_What the exercise asks_
The listing below should be copied in full, word for word.

_Available data_
━━━━

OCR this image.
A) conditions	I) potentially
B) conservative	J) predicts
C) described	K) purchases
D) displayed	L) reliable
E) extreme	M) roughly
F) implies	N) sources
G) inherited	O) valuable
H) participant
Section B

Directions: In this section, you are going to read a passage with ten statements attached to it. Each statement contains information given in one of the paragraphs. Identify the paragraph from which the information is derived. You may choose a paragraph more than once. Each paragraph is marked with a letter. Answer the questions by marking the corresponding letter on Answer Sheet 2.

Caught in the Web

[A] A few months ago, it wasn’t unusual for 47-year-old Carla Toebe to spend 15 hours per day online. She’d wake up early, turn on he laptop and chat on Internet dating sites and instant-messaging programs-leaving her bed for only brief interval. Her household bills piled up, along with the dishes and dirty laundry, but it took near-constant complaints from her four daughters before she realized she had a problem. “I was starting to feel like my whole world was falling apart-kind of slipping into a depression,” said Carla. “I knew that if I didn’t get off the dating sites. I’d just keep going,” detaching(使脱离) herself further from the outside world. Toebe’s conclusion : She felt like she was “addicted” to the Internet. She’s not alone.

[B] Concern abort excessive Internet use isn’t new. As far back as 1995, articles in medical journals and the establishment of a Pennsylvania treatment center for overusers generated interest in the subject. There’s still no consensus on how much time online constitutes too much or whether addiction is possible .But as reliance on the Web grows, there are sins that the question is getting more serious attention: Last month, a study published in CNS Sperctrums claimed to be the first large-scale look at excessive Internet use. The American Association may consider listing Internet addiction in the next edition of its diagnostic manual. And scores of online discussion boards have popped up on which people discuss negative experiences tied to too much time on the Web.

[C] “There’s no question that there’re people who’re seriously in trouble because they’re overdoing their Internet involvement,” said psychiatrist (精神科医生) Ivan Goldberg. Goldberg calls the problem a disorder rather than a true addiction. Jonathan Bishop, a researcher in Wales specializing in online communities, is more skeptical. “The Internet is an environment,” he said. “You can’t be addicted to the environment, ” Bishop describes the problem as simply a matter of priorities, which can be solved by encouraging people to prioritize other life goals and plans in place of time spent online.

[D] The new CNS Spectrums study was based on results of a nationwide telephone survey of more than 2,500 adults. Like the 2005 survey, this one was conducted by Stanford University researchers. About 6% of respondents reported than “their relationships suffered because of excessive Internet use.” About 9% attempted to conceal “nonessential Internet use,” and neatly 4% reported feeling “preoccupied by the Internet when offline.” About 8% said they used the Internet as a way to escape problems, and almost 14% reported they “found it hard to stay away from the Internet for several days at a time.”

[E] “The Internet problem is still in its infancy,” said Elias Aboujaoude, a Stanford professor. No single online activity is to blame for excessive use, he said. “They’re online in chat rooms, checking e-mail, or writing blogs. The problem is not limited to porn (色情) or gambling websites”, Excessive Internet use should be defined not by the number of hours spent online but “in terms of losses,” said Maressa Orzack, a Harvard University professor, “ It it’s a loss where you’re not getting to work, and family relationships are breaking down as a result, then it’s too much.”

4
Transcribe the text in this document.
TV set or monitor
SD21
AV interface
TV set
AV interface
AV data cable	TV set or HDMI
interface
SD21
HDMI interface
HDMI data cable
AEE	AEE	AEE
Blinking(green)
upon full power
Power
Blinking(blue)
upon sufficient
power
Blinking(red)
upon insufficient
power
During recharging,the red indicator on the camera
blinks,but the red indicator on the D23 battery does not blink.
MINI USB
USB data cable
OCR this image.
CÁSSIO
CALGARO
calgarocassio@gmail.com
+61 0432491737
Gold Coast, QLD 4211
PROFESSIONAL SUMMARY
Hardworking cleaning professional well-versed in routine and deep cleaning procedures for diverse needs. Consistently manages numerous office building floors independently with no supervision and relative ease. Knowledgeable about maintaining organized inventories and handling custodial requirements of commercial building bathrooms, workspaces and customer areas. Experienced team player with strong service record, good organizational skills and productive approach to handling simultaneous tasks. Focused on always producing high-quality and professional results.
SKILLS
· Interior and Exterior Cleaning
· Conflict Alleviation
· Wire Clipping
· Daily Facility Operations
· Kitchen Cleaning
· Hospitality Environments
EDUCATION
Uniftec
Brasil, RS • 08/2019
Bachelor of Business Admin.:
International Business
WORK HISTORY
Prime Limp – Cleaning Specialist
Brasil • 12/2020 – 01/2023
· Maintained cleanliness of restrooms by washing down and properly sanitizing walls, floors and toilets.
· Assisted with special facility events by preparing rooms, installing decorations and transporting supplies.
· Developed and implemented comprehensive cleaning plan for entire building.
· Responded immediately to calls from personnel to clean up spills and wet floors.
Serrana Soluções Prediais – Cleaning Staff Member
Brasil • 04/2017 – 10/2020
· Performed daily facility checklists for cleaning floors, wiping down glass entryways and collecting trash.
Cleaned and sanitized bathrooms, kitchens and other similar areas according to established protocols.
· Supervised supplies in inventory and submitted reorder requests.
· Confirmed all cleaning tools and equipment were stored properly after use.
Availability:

━━━━

_Exercise answer_
OCR this image.
A) conditions	I) potentially
B) conservative	J) predicts
C) described	K) purchases
D) displayed	L) reliable
E) extreme	M) roughly
F) implies	N) sources
G) inherited	O) valuable
H) participant
Section B

Directions: In this section, you are going to read a passage with ten statements attached to it. Each statement contains information given in one of the paragraphs. Identify the paragraph from which the information is derived. You may choose a paragraph more than once. Each paragraph is marked with a letter. Answer the questions by marking the corresponding letter on Answer Sheet 2.

Caught in the Web

[A] A few months ago, it wasn’t unusual for 47-year-old Carla Toebe to spend 15 hours per day online. She’d wake up early, turn on he laptop and chat on Internet dating sites and instant-messaging programs-leaving her bed for only brief interval. Her household bills piled up, along with the dishes and dirty laundry, but it took near-constant complaints from her four daughters before she realized she had a problem. “I was starting to feel like my whole world was falling apart-kind of slipping into a depression,” said Carla. “I knew that if I didn’t get off the dating sites. I’d just keep going,” detaching(使脱离) herself further from the outside world. Toebe’s conclusion : She felt like she was “addicted” to the Internet. She’s not alone.

[B] Concern abort excessive Internet use isn’t new. As far back as 1995, articles in medical journals and the establishment of a Pennsylvania treatment center for overusers generated interest in the subject. There’s still no consensus on how much time online constitutes too much or whether addiction is possible .But as reliance on the Web grows, there are sins that the question is getting more serious attention: Last month, a study published in CNS Sperctrums claimed to be the first large-scale look at excessive Internet use. The American Association may consider listing Internet addiction in the next edition of its diagnostic manual. And scores of online discussion boards have popped up on which people discuss negative experiences tied to too much time on the Web.

[C] “There’s no question that there’re people who’re seriously in trouble because they’re overdoing their Internet involvement,” said psychiatrist (精神科医生) Ivan Goldberg. Goldberg calls the problem a disorder rather than a true addiction. Jonathan Bishop, a researcher in Wales specializing in online communities, is more skeptical. “The Internet is an environment,” he said. “You can’t be addicted to the environment, ” Bishop describes the problem as simply a matter of priorities, which can be solved by encouraging people to prioritize other life goals and plans in place of time spent online.

[D] The new CNS Spectrums study was based on results of a nationwide telephone survey of more than 2,500 adults. Like the 2005 survey, this one was conducted by Stanford University researchers. About 6% of respondents reported than “their relationships suffered because of excessive Internet use.” About 9% attempted to conceal “nonessential Internet use,” and neatly 4% reported feeling “preoccupied by the Internet when offline.” About 8% said they used the Internet as a way to escape problems, and almost 14% reported they “found it hard to stay away from the Internet for several days at a time.”

[E] “The Internet problem is still in its infancy,” said Elias Aboujaoude, a Stanford professor. No single online activity is to blame for excessive use, he said. “They’re online in chat rooms, checking e-mail, or writing blogs. The problem is not limited to porn (色情) or gambling websites”, Excessive Internet use should be defined not by the number of hours spent online but “in terms of losses,” said Maressa Orzack, a Harvard University professor, “ It it’s a loss where you’re not getting to work, and family relationships are breaking down as a result, then it’s too much.”

4
Transcribe the text in this document.
TV set or monitor
SD21
AV interface
TV set
AV interface
AV data cable	TV set or HDMI
interface
SD21
HDMI interface
HDMI data cable
AEE	AEE	AEE
Blinking(green)
upon full power
Power
Blinking(blue)
upon sufficient
power
Blinking(red)
upon insufficient
power
During recharging,the red indicator on the camera
blinks,but the red indicator on the D23 battery does not blink.
MINI USB
USB data cable
OCR this image.
CÁSSIO
CALGARO
calgarocassio@gmail.com
+61 0432491737
Gold Coast, QLD 4211
PROFESSIONAL SUMMARY
Hardworking cleaning professional well-versed in routine and deep cleaning procedures for diverse needs. Consistently manages numerous office building floors independently with no supervision and relative ease. Knowledgeable about maintaining organized inventories and handling custodial requirements of commercial building bathrooms, workspaces and customer areas. Experienced team player with strong service record, good organizational skills and productive approach to handling simultaneous tasks. Focused on always producing high-quality and professional results.
SKILLS
· Interior and Exterior Cleaning
· Conflict Alleviation
· Wire Clipping
· Daily Facility Operations
· Kitchen Cleaning
· Hospitality Environments
EDUCATION
Uniftec
Brasil, RS • 08/2019
Bachelor of Business Admin.:
International Business
WORK HISTORY
Prime Limp – Cleaning Specialist
Brasil • 12/2020 – 01/2023
· Maintained cleanliness of restrooms by washing down and properly sanitizing walls, floors and toilets.
· Assisted with special facility events by preparing rooms, installing decorations and transporting supplies.
· Developed and implemented comprehensive cleaning plan for entire building.
· Responded immediately to calls from personnel to clean up spills and wet floors.
Serrana Soluções Prediais – Cleaning Staff Member
Brasil • 04/2017 – 10/2020
· Performed daily facility checklists for cleaning floors, wiping down glass entryways and collecting trash.
Cleaned and sanitized bathrooms, kitchens and other similar areas according to established protocols.
· Supervised supplies in inventory and submitted reorder requests.
· Confirmed all cleaning tools and equipment were stored properly after use.
Availability:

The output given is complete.